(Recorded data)
···

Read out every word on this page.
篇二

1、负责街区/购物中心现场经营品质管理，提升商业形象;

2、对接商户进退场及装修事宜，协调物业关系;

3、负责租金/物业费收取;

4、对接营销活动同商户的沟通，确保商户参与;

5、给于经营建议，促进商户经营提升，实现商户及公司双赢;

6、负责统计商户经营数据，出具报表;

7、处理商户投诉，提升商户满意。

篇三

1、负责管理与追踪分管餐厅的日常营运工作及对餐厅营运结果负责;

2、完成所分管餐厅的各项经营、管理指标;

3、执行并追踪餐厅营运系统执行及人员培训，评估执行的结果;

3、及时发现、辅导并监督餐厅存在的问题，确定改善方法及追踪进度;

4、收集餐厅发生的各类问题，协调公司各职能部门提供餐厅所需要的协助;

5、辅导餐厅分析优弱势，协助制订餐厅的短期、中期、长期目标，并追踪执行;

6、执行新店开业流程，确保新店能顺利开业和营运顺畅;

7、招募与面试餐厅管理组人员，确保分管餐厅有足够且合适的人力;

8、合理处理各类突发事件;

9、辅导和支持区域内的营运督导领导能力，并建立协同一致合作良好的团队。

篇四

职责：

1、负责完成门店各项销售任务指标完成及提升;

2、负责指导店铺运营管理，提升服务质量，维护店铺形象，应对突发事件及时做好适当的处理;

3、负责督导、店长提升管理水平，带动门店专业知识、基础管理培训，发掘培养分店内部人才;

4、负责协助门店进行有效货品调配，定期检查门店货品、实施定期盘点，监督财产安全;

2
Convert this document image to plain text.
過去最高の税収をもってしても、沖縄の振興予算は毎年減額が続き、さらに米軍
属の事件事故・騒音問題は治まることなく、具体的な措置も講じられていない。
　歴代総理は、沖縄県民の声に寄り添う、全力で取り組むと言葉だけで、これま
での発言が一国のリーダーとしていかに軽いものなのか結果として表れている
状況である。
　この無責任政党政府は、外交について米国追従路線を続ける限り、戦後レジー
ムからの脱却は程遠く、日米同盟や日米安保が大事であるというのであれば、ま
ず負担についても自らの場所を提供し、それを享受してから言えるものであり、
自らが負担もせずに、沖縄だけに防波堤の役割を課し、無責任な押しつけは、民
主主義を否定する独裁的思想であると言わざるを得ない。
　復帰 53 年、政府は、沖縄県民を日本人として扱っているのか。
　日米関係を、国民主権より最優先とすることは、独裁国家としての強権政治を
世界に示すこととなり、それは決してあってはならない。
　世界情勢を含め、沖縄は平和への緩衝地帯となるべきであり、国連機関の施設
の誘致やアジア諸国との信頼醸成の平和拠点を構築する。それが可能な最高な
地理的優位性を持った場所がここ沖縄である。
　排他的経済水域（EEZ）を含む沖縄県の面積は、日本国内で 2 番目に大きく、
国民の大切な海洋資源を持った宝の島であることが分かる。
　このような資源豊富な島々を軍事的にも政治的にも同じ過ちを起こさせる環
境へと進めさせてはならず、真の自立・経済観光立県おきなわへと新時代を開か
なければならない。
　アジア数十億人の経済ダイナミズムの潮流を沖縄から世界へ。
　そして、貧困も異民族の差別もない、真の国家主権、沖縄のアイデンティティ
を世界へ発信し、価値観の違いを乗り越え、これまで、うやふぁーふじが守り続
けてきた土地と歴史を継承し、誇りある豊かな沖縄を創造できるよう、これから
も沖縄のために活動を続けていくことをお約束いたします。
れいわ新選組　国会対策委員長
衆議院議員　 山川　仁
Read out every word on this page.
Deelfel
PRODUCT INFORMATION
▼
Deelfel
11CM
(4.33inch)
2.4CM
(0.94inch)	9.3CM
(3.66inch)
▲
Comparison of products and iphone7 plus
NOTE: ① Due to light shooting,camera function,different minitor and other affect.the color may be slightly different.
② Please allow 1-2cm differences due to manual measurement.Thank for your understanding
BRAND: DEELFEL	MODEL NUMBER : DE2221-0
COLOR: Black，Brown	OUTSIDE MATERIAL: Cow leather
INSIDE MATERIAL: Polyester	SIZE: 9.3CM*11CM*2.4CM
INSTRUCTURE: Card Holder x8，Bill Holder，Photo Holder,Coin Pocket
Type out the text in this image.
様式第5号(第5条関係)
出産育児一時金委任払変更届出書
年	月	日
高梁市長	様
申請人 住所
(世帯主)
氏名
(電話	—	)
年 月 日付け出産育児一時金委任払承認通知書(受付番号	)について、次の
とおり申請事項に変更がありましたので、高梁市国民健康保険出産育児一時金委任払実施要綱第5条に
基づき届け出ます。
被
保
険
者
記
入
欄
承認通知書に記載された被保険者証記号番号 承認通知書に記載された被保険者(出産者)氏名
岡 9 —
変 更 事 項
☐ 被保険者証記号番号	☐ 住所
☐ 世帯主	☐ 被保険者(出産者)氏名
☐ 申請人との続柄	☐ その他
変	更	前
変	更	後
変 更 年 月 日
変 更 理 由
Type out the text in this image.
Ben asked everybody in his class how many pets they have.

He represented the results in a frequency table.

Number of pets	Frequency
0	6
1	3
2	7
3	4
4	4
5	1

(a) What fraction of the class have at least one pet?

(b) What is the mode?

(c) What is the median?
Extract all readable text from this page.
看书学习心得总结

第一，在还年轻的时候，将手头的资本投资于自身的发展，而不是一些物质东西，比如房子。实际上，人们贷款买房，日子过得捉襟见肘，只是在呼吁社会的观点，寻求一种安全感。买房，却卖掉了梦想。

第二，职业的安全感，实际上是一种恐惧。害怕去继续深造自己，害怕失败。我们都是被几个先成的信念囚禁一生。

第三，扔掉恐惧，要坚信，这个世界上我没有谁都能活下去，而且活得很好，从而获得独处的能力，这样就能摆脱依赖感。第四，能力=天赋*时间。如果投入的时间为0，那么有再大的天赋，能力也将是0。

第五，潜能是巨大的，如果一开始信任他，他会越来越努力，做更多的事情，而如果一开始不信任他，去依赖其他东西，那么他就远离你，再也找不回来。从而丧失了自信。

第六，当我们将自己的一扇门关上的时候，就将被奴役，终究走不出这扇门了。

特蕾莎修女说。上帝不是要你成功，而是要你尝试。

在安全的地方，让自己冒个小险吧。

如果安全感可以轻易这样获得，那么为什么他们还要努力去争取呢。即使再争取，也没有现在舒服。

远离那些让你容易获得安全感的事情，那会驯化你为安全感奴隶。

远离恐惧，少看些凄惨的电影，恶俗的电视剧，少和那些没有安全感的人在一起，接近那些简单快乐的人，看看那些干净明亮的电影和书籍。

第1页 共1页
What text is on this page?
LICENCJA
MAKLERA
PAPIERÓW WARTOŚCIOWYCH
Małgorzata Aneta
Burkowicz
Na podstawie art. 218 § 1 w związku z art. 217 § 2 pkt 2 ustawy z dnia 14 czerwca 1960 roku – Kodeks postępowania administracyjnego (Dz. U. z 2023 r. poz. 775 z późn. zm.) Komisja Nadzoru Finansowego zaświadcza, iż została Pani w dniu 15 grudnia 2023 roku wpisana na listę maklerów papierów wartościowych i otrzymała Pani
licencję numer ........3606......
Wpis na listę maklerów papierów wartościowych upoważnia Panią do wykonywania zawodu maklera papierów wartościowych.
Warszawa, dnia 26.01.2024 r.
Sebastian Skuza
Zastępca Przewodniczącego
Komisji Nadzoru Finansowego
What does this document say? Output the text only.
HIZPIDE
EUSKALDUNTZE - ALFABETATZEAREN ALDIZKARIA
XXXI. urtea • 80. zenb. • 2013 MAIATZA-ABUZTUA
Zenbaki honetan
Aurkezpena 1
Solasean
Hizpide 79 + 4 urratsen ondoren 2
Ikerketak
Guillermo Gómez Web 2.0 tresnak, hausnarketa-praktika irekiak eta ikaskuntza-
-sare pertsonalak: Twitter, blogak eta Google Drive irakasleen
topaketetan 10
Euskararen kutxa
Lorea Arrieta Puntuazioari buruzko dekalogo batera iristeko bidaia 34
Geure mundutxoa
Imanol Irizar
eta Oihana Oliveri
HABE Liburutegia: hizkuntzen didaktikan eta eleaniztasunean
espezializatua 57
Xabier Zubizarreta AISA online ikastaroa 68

···

_WRITTEN INSTRUCTION_. Pull out all lines of the data with the string "class".

_PROBLEM SOLUTION_.
Ben asked everybody in his class how many pets they have.
(a) What fraction of the class have at least one pet?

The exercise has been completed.